EXERCISE TEXT below:
FIG. 8 is a diagram 800 of the process from a base framework
realization to an instantiated framework realization in accordance
with an exemplary embodiment of the present techniques. Diagram 800
presents an exemplary application of the workflow from a base
framework realization, such as base framework realization 810, to
an instantiated framework realization, such as instantiated
framework realization 860.
The process begins with the base framework realization 810. The
base framework realization 810 includes three faults 811, 812, and
813 and one horizon 814. First, the three faults are converted to
conceptual faults by removing their geometry and healing their
effects on the horizon 814. This may be performed by applying the
unfaulting operators, such as first unfaulting operator F1-1 for
the first fault 811, second unfaulting operator F2-1 for the second
fault 812, and third unfaulting operator F3-1 for the third fault
813. These different unfaulting operators may be combined:
F.sub.3.sup.-1*F.sub.2.sup.-1*F.sub.1.sup.-1 (e1) meaning that
first the unfolding operator F.sub.1.sup.-1 is applied, then
F.sub.2.sup.-1, and lastly F.sub.3.sup.-1.
End of EXERCISE TEXT.
■ REQUIREMENT
Please reproduce the framework realization text in full, word for word. The records come from a different source than the text.
SUPPLIED DATA below:
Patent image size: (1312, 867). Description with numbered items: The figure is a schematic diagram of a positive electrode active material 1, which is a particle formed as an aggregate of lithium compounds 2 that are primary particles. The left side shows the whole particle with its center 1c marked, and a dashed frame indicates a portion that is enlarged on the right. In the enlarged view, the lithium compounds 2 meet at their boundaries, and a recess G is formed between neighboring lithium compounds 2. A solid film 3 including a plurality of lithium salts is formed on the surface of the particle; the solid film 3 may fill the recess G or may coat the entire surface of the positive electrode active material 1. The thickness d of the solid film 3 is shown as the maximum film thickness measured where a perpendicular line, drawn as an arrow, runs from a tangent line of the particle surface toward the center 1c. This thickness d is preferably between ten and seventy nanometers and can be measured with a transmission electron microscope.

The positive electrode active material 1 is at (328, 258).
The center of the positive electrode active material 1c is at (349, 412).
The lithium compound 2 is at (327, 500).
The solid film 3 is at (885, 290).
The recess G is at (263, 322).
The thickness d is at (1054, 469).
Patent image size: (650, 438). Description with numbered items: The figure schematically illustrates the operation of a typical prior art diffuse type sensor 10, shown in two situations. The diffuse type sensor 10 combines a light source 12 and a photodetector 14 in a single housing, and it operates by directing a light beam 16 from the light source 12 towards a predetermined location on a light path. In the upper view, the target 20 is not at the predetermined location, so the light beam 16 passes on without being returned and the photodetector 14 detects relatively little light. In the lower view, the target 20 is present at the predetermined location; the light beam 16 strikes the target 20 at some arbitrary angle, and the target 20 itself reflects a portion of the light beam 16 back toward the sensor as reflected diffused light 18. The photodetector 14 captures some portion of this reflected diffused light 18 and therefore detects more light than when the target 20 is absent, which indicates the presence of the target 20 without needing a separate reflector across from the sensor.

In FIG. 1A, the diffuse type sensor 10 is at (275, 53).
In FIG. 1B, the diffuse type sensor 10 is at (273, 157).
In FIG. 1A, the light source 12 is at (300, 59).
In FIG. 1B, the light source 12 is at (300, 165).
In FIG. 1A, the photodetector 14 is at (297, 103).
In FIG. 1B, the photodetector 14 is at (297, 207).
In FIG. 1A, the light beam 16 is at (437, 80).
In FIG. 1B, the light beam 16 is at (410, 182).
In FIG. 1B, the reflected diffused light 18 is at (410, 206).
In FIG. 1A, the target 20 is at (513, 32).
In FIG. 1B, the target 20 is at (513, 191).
End of SUPPLIED DATA.
■ RESULT OF THIS TASK
FIG. 8 is a diagram 800 of the process from a base framework
realization to an instantiated framework realization in accordance
with an exemplary embodiment of the present techniques. Diagram 800
presents an exemplary application of the workflow from a base
framework realization, such as base framework realization 810, to
an instantiated framework realization, such as instantiated
framework realization 860.
The process begins with the base framework realization 810. The
base framework realization 810 includes three faults 811, 812, and
813 and one horizon 814. First, the three faults are converted to
conceptual faults by removing their geometry and healing their
effects on the horizon 814. This may be performed by applying the
unfaulting operators, such as first unfaulting operator F1-1 for
the first fault 811, second unfaulting operator F2-1 for the second
fault 812, and third unfaulting operator F3-1 for the third fault
813. These different unfaulting operators may be combined:
F.sub.3.sup.-1*F.sub.2.sup.-1*F.sub.1.sup.-1 (e1) meaning that
first the unfolding operator F.sub.1.sup.-1 is applied, then
F.sub.2.sup.-1, and lastly F.sub.3.sup.-1.